**Extracted entries**.
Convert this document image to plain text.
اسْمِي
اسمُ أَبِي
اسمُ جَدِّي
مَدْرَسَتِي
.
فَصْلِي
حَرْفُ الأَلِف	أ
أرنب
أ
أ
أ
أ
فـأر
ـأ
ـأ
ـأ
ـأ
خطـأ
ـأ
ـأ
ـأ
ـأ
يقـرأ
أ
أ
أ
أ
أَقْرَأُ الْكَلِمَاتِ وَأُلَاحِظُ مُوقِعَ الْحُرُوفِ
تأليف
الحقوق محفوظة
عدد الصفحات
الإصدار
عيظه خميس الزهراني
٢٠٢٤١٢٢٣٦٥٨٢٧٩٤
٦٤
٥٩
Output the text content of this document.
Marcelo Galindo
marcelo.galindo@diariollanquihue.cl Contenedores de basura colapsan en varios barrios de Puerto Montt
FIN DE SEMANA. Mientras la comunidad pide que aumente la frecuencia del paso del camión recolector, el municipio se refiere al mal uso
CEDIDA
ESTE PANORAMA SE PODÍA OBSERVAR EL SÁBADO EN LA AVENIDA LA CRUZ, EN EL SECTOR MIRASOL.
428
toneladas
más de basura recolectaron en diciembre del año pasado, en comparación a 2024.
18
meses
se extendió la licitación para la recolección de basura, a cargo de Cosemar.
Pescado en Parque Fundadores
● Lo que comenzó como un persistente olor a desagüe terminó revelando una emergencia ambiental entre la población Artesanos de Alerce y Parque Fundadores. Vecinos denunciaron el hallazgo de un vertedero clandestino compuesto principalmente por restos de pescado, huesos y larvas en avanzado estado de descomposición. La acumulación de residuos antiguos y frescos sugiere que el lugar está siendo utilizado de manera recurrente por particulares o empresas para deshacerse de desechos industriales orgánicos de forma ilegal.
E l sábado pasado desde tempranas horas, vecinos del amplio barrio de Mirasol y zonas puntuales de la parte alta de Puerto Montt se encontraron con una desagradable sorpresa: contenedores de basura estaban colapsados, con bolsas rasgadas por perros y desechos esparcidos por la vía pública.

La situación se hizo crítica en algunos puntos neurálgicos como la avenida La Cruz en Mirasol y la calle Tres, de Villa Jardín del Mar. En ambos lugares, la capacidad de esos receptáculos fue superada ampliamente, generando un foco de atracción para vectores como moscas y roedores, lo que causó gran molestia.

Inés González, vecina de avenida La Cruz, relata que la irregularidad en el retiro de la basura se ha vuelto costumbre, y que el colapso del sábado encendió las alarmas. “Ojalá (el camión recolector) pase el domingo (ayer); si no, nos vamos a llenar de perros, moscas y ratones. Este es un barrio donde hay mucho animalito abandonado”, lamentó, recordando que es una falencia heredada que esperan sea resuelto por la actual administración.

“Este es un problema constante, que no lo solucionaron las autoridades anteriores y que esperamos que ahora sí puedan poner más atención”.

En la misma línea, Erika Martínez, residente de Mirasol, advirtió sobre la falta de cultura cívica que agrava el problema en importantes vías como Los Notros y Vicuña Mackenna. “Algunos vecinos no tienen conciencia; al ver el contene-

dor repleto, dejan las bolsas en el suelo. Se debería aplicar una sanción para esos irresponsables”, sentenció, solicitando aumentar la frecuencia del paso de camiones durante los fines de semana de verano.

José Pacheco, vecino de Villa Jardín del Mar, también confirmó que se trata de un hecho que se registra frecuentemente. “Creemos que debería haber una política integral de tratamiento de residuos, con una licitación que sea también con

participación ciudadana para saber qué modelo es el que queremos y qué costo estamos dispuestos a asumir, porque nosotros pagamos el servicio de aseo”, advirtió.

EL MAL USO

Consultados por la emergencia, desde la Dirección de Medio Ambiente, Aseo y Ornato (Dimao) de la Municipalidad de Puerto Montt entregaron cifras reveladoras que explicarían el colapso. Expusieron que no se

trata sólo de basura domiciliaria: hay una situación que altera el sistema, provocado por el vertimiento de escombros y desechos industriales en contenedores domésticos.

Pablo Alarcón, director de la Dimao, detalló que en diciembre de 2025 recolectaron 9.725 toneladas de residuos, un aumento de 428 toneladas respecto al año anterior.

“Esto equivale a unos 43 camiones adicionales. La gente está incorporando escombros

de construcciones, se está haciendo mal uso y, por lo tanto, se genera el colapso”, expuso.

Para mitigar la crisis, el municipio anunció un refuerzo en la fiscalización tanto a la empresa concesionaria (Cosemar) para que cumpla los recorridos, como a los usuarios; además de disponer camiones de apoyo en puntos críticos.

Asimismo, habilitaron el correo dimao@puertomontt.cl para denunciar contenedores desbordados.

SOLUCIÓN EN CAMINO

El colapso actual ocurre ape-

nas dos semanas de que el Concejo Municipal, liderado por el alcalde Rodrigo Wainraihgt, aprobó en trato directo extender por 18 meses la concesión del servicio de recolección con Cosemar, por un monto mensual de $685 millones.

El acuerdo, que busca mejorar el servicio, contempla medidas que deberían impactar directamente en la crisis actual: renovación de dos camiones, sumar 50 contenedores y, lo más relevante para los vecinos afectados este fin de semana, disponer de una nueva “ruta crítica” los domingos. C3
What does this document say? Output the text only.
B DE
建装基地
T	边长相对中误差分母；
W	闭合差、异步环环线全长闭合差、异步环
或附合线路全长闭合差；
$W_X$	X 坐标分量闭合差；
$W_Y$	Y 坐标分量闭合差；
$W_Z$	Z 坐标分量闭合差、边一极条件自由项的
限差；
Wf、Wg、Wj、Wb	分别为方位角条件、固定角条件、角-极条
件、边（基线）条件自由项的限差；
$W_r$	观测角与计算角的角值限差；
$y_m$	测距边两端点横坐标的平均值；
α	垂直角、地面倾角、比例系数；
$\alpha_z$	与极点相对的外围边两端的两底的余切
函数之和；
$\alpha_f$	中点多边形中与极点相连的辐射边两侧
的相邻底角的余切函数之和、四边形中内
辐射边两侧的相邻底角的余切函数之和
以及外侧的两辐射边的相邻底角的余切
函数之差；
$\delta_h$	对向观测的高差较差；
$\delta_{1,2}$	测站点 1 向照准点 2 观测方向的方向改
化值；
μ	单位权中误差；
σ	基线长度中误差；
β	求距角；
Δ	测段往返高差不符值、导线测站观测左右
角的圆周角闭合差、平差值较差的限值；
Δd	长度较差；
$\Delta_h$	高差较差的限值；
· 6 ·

**Your instructions**.
Each line above must be reproduced exactly as it stands.

**Completed exercise**.
Convert this document image to plain text.
اسْمِي
اسمُ أَبِي
اسمُ جَدِّي
مَدْرَسَتِي
.
فَصْلِي
حَرْفُ الأَلِف	أ
أرنب
أ
أ
أ
أ
فـأر
ـأ
ـأ
ـأ
ـأ
خطـأ
ـأ
ـأ
ـأ
ـأ
يقـرأ
أ
أ
أ
أ
أَقْرَأُ الْكَلِمَاتِ وَأُلَاحِظُ مُوقِعَ الْحُرُوفِ
تأليف
الحقوق محفوظة
عدد الصفحات
الإصدار
عيظه خميس الزهراني
٢٠٢٤١٢٢٣٦٥٨٢٧٩٤
٦٤
٥٩
Output the text content of this document.
Marcelo Galindo
marcelo.galindo@diariollanquihue.cl Contenedores de basura colapsan en varios barrios de Puerto Montt
FIN DE SEMANA. Mientras la comunidad pide que aumente la frecuencia del paso del camión recolector, el municipio se refiere al mal uso
CEDIDA
ESTE PANORAMA SE PODÍA OBSERVAR EL SÁBADO EN LA AVENIDA LA CRUZ, EN EL SECTOR MIRASOL.
428
toneladas
más de basura recolectaron en diciembre del año pasado, en comparación a 2024.
18
meses
se extendió la licitación para la recolección de basura, a cargo de Cosemar.
Pescado en Parque Fundadores
● Lo que comenzó como un persistente olor a desagüe terminó revelando una emergencia ambiental entre la población Artesanos de Alerce y Parque Fundadores. Vecinos denunciaron el hallazgo de un vertedero clandestino compuesto principalmente por restos de pescado, huesos y larvas en avanzado estado de descomposición. La acumulación de residuos antiguos y frescos sugiere que el lugar está siendo utilizado de manera recurrente por particulares o empresas para deshacerse de desechos industriales orgánicos de forma ilegal.
E l sábado pasado desde tempranas horas, vecinos del amplio barrio de Mirasol y zonas puntuales de la parte alta de Puerto Montt se encontraron con una desagradable sorpresa: contenedores de basura estaban colapsados, con bolsas rasgadas por perros y desechos esparcidos por la vía pública.

La situación se hizo crítica en algunos puntos neurálgicos como la avenida La Cruz en Mirasol y la calle Tres, de Villa Jardín del Mar. En ambos lugares, la capacidad de esos receptáculos fue superada ampliamente, generando un foco de atracción para vectores como moscas y roedores, lo que causó gran molestia.

Inés González, vecina de avenida La Cruz, relata que la irregularidad en el retiro de la basura se ha vuelto costumbre, y que el colapso del sábado encendió las alarmas. “Ojalá (el camión recolector) pase el domingo (ayer); si no, nos vamos a llenar de perros, moscas y ratones. Este es un barrio donde hay mucho animalito abandonado”, lamentó, recordando que es una falencia heredada que esperan sea resuelto por la actual administración.

“Este es un problema constante, que no lo solucionaron las autoridades anteriores y que esperamos que ahora sí puedan poner más atención”.

En la misma línea, Erika Martínez, residente de Mirasol, advirtió sobre la falta de cultura cívica que agrava el problema en importantes vías como Los Notros y Vicuña Mackenna. “Algunos vecinos no tienen conciencia; al ver el contene-

dor repleto, dejan las bolsas en el suelo. Se debería aplicar una sanción para esos irresponsables”, sentenció, solicitando aumentar la frecuencia del paso de camiones durante los fines de semana de verano.

José Pacheco, vecino de Villa Jardín del Mar, también confirmó que se trata de un hecho que se registra frecuentemente. “Creemos que debería haber una política integral de tratamiento de residuos, con una licitación que sea también con

participación ciudadana para saber qué modelo es el que queremos y qué costo estamos dispuestos a asumir, porque nosotros pagamos el servicio de aseo”, advirtió.

EL MAL USO

Consultados por la emergencia, desde la Dirección de Medio Ambiente, Aseo y Ornato (Dimao) de la Municipalidad de Puerto Montt entregaron cifras reveladoras que explicarían el colapso. Expusieron que no se

trata sólo de basura domiciliaria: hay una situación que altera el sistema, provocado por el vertimiento de escombros y desechos industriales en contenedores domésticos.

Pablo Alarcón, director de la Dimao, detalló que en diciembre de 2025 recolectaron 9.725 toneladas de residuos, un aumento de 428 toneladas respecto al año anterior.

“Esto equivale a unos 43 camiones adicionales. La gente está incorporando escombros

de construcciones, se está haciendo mal uso y, por lo tanto, se genera el colapso”, expuso.

Para mitigar la crisis, el municipio anunció un refuerzo en la fiscalización tanto a la empresa concesionaria (Cosemar) para que cumpla los recorridos, como a los usuarios; además de disponer camiones de apoyo en puntos críticos.

Asimismo, habilitaron el correo dimao@puertomontt.cl para denunciar contenedores desbordados.

SOLUCIÓN EN CAMINO

El colapso actual ocurre ape-

nas dos semanas de que el Concejo Municipal, liderado por el alcalde Rodrigo Wainraihgt, aprobó en trato directo extender por 18 meses la concesión del servicio de recolección con Cosemar, por un monto mensual de $685 millones.

El acuerdo, que busca mejorar el servicio, contempla medidas que deberían impactar directamente en la crisis actual: renovación de dos camiones, sumar 50 contenedores y, lo más relevante para los vecinos afectados este fin de semana, disponer de una nueva “ruta crítica” los domingos. C3
What does this document say? Output the text only.
B DE
建装基地
T	边长相对中误差分母；
W	闭合差、异步环环线全长闭合差、异步环
或附合线路全长闭合差；
$W_X$	X 坐标分量闭合差；
$W_Y$	Y 坐标分量闭合差；
$W_Z$	Z 坐标分量闭合差、边一极条件自由项的
限差；
Wf、Wg、Wj、Wb	分别为方位角条件、固定角条件、角-极条
件、边（基线）条件自由项的限差；
$W_r$	观测角与计算角的角值限差；
$y_m$	测距边两端点横坐标的平均值；
α	垂直角、地面倾角、比例系数；
$\alpha_z$	与极点相对的外围边两端的两底的余切
函数之和；
$\alpha_f$	中点多边形中与极点相连的辐射边两侧
的相邻底角的余切函数之和、四边形中内
辐射边两侧的相邻底角的余切函数之和
以及外侧的两辐射边的相邻底角的余切
函数之差；
$\delta_h$	对向观测的高差较差；
$\delta_{1,2}$	测站点 1 向照准点 2 观测方向的方向改
化值；
μ	单位权中误差；
σ	基线长度中误差；
β	求距角；
Δ	测段往返高差不符值、导线测站观测左右
角的圆周角闭合差、平差值较差的限值；
Δd	长度较差；
$\Delta_h$	高差较差的限值；
· 6 ·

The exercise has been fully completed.